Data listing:
★ ★ ★ ★

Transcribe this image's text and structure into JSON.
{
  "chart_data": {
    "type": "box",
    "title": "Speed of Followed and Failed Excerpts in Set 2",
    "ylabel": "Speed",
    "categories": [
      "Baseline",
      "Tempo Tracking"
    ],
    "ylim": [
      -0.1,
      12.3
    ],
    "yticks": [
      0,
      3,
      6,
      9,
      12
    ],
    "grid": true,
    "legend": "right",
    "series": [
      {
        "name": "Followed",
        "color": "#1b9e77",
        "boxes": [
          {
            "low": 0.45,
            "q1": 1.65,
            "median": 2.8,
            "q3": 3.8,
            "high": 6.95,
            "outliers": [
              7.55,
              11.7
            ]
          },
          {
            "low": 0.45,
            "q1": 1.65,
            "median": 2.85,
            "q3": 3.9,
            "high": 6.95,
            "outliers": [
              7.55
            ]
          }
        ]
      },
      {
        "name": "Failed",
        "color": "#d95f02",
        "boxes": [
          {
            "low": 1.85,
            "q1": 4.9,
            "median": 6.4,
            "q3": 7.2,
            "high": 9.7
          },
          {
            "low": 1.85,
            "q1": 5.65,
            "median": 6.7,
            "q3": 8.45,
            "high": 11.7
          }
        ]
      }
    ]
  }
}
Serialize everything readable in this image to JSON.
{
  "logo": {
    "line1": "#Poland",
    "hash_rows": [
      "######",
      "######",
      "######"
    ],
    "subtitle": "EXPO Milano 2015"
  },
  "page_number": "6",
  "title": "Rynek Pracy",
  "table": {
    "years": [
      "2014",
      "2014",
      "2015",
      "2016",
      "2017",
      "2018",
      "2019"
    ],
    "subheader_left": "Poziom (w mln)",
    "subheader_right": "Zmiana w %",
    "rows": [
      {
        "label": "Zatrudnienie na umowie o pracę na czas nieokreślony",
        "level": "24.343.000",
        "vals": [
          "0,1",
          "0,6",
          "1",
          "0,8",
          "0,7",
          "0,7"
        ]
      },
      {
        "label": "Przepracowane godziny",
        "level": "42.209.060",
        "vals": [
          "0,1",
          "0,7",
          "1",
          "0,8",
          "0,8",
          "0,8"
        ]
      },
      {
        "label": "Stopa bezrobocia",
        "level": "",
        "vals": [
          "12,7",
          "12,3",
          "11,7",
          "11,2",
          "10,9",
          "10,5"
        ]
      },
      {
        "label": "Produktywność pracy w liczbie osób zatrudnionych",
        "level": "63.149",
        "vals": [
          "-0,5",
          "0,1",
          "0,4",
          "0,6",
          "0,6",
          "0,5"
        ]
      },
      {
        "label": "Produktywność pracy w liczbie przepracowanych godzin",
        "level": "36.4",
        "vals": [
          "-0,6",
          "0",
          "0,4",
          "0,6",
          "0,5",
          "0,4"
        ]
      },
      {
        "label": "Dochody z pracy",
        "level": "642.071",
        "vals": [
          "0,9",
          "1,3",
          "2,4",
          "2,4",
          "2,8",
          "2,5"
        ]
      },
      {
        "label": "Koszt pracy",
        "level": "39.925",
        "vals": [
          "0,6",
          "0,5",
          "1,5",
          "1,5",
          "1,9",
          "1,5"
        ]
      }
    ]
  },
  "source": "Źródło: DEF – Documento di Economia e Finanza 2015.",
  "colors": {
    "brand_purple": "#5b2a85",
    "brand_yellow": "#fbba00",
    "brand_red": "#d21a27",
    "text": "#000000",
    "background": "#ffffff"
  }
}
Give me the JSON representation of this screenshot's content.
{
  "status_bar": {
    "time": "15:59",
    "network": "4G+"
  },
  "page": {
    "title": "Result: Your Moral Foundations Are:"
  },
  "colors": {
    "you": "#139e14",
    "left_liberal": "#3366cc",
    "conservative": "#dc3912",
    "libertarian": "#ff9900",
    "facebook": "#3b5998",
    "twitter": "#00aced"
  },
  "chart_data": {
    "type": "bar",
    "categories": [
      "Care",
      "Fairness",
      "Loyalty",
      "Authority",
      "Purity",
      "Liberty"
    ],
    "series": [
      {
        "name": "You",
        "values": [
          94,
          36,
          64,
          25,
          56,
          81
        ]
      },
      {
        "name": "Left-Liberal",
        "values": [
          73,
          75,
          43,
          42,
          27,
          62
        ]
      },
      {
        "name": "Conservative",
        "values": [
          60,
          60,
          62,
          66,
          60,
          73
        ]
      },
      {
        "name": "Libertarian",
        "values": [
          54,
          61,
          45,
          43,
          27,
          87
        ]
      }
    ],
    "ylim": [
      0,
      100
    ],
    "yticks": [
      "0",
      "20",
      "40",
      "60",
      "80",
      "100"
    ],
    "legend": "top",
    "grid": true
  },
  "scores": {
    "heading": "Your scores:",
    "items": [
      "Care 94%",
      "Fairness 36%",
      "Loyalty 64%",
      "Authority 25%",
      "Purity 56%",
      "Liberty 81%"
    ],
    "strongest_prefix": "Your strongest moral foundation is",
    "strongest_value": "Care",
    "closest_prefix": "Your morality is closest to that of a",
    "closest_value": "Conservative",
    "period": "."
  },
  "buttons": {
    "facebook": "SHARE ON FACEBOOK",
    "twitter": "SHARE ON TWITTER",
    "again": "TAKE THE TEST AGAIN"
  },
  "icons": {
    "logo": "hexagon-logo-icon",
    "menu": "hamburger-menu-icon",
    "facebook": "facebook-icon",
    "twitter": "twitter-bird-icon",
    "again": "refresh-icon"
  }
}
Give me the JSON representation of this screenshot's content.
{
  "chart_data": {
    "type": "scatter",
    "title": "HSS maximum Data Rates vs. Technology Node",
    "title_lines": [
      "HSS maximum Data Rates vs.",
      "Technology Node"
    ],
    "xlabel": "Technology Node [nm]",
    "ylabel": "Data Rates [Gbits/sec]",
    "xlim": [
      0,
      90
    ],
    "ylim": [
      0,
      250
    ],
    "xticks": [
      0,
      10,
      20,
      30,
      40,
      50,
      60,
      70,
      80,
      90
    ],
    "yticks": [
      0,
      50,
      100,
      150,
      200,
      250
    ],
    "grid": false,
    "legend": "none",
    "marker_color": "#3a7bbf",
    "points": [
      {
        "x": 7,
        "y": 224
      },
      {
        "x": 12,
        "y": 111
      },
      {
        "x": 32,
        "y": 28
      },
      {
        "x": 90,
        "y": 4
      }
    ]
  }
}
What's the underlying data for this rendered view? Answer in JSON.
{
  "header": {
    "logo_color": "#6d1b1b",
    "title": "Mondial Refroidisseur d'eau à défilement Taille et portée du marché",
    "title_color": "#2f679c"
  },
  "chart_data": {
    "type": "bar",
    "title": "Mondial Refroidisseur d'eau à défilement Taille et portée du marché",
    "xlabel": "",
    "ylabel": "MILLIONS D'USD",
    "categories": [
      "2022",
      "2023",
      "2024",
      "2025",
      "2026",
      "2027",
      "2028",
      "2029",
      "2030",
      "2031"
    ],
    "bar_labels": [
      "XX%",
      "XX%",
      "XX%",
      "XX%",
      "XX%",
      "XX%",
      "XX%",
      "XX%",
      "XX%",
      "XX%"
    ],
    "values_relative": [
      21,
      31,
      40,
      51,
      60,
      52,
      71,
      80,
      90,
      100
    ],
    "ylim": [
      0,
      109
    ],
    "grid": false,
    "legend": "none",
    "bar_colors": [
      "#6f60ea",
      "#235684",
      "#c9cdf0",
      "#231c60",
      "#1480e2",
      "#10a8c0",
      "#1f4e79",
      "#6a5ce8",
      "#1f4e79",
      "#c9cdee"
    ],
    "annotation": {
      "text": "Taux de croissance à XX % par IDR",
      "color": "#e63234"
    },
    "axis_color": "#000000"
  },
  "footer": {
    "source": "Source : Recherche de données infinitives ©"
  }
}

★ ★ ★ ★

EXERCISE INSTRUCTIONS: Extract the data in full. Keep it word for word.

ANSWER BELOW:
Transcribe this image's text and structure into JSON.
{
  "chart_data": {
    "type": "box",
    "title": "Speed of Followed and Failed Excerpts in Set 2",
    "ylabel": "Speed",
    "categories": [
      "Baseline",
      "Tempo Tracking"
    ],
    "ylim": [
      -0.1,
      12.3
    ],
    "yticks": [
      0,
      3,
      6,
      9,
      12
    ],
    "grid": true,
    "legend": "right",
    "series": [
      {
        "name": "Followed",
        "color": "#1b9e77",
        "boxes": [
          {
            "low": 0.45,
            "q1": 1.65,
            "median": 2.8,
            "q3": 3.8,
            "high": 6.95,
            "outliers": [
              7.55,
              11.7
            ]
          },
          {
            "low": 0.45,
            "q1": 1.65,
            "median": 2.85,
            "q3": 3.9,
            "high": 6.95,
            "outliers": [
              7.55
            ]
          }
        ]
      },
      {
        "name": "Failed",
        "color": "#d95f02",
        "boxes": [
          {
            "low": 1.85,
            "q1": 4.9,
            "median": 6.4,
            "q3": 7.2,
            "high": 9.7
          },
          {
            "low": 1.85,
            "q1": 5.65,
            "median": 6.7,
            "q3": 8.45,
            "high": 11.7
          }
        ]
      }
    ]
  }
}
Serialize everything readable in this image to JSON.
{
  "logo": {
    "line1": "#Poland",
    "hash_rows": [
      "######",
      "######",
      "######"
    ],
    "subtitle": "EXPO Milano 2015"
  },
  "page_number": "6",
  "title": "Rynek Pracy",
  "table": {
    "years": [
      "2014",
      "2014",
      "2015",
      "2016",
      "2017",
      "2018",
      "2019"
    ],
    "subheader_left": "Poziom (w mln)",
    "subheader_right": "Zmiana w %",
    "rows": [
      {
        "label": "Zatrudnienie na umowie o pracę na czas nieokreślony",
        "level": "24.343.000",
        "vals": [
          "0,1",
          "0,6",
          "1",
          "0,8",
          "0,7",
          "0,7"
        ]
      },
      {
        "label": "Przepracowane godziny",
        "level": "42.209.060",
        "vals": [
          "0,1",
          "0,7",
          "1",
          "0,8",
          "0,8",
          "0,8"
        ]
      },
      {
        "label": "Stopa bezrobocia",
        "level": "",
        "vals": [
          "12,7",
          "12,3",
          "11,7",
          "11,2",
          "10,9",
          "10,5"
        ]
      },
      {
        "label": "Produktywność pracy w liczbie osób zatrudnionych",
        "level": "63.149",
        "vals": [
          "-0,5",
          "0,1",
          "0,4",
          "0,6",
          "0,6",
          "0,5"
        ]
      },
      {
        "label": "Produktywność pracy w liczbie przepracowanych godzin",
        "level": "36.4",
        "vals": [
          "-0,6",
          "0",
          "0,4",
          "0,6",
          "0,5",
          "0,4"
        ]
      },
      {
        "label": "Dochody z pracy",
        "level": "642.071",
        "vals": [
          "0,9",
          "1,3",
          "2,4",
          "2,4",
          "2,8",
          "2,5"
        ]
      },
      {
        "label": "Koszt pracy",
        "level": "39.925",
        "vals": [
          "0,6",
          "0,5",
          "1,5",
          "1,5",
          "1,9",
          "1,5"
        ]
      }
    ]
  },
  "source": "Źródło: DEF – Documento di Economia e Finanza 2015.",
  "colors": {
    "brand_purple": "#5b2a85",
    "brand_yellow": "#fbba00",
    "brand_red": "#d21a27",
    "text": "#000000",
    "background": "#ffffff"
  }
}
Give me the JSON representation of this screenshot's content.
{
  "status_bar": {
    "time": "15:59",
    "network": "4G+"
  },
  "page": {
    "title": "Result: Your Moral Foundations Are:"
  },
  "colors": {
    "you": "#139e14",
    "left_liberal": "#3366cc",
    "conservative": "#dc3912",
    "libertarian": "#ff9900",
    "facebook": "#3b5998",
    "twitter": "#00aced"
  },
  "chart_data": {
    "type": "bar",
    "categories": [
      "Care",
      "Fairness",
      "Loyalty",
      "Authority",
      "Purity",
      "Liberty"
    ],
    "series": [
      {
        "name": "You",
        "values": [
          94,
          36,
          64,
          25,
          56,
          81
        ]
      },
      {
        "name": "Left-Liberal",
        "values": [
          73,
          75,
          43,
          42,
          27,
          62
        ]
      },
      {
        "name": "Conservative",
        "values": [
          60,
          60,
          62,
          66,
          60,
          73
        ]
      },
      {
        "name": "Libertarian",
        "values": [
          54,
          61,
          45,
          43,
          27,
          87
        ]
      }
    ],
    "ylim": [
      0,
      100
    ],
    "yticks": [
      "0",
      "20",
      "40",
      "60",
      "80",
      "100"
    ],
    "legend": "top",
    "grid": true
  },
  "scores": {
    "heading": "Your scores:",
    "items": [
      "Care 94%",
      "Fairness 36%",
      "Loyalty 64%",
      "Authority 25%",
      "Purity 56%",
      "Liberty 81%"
    ],
    "strongest_prefix": "Your strongest moral foundation is",
    "strongest_value": "Care",
    "closest_prefix": "Your morality is closest to that of a",
    "closest_value": "Conservative",
    "period": "."
  },
  "buttons": {
    "facebook": "SHARE ON FACEBOOK",
    "twitter": "SHARE ON TWITTER",
    "again": "TAKE THE TEST AGAIN"
  },
  "icons": {
    "logo": "hexagon-logo-icon",
    "menu": "hamburger-menu-icon",
    "facebook": "facebook-icon",
    "twitter": "twitter-bird-icon",
    "again": "refresh-icon"
  }
}
Give me the JSON representation of this screenshot's content.
{
  "chart_data": {
    "type": "scatter",
    "title": "HSS maximum Data Rates vs. Technology Node",
    "title_lines": [
      "HSS maximum Data Rates vs.",
      "Technology Node"
    ],
    "xlabel": "Technology Node [nm]",
    "ylabel": "Data Rates [Gbits/sec]",
    "xlim": [
      0,
      90
    ],
    "ylim": [
      0,
      250
    ],
    "xticks": [
      0,
      10,
      20,
      30,
      40,
      50,
      60,
      70,
      80,
      90
    ],
    "yticks": [
      0,
      50,
      100,
      150,
      200,
      250
    ],
    "grid": false,
    "legend": "none",
    "marker_color": "#3a7bbf",
    "points": [
      {
        "x": 7,
        "y": 224
      },
      {
        "x": 12,
        "y": 111
      },
      {
        "x": 32,
        "y": 28
      },
      {
        "x": 90,
        "y": 4
      }
    ]
  }
}
What's the underlying data for this rendered view? Answer in JSON.
{
  "header": {
    "logo_color": "#6d1b1b",
    "title": "Mondial Refroidisseur d'eau à défilement Taille et portée du marché",
    "title_color": "#2f679c"
  },
  "chart_data": {
    "type": "bar",
    "title": "Mondial Refroidisseur d'eau à défilement Taille et portée du marché",
    "xlabel": "",
    "ylabel": "MILLIONS D'USD",
    "categories": [
      "2022",
      "2023",
      "2024",
      "2025",
      "2026",
      "2027",
      "2028",
      "2029",
      "2030",
      "2031"
    ],
    "bar_labels": [
      "XX%",
      "XX%",
      "XX%",
      "XX%",
      "XX%",
      "XX%",
      "XX%",
      "XX%",
      "XX%",
      "XX%"
    ],
    "values_relative": [
      21,
      31,
      40,
      51,
      60,
      52,
      71,
      80,
      90,
      100
    ],
    "ylim": [
      0,
      109
    ],
    "grid": false,
    "legend": "none",
    "bar_colors": [
      "#6f60ea",
      "#235684",
      "#c9cdf0",
      "#231c60",
      "#1480e2",
      "#10a8c0",
      "#1f4e79",
      "#6a5ce8",
      "#1f4e79",
      "#c9cdee"
    ],
    "annotation": {
      "text": "Taux de croissance à XX % par IDR",
      "color": "#e63234"
    },
    "axis_color": "#000000"
  },
  "footer": {
    "source": "Source : Recherche de données infinitives ©"
  }
}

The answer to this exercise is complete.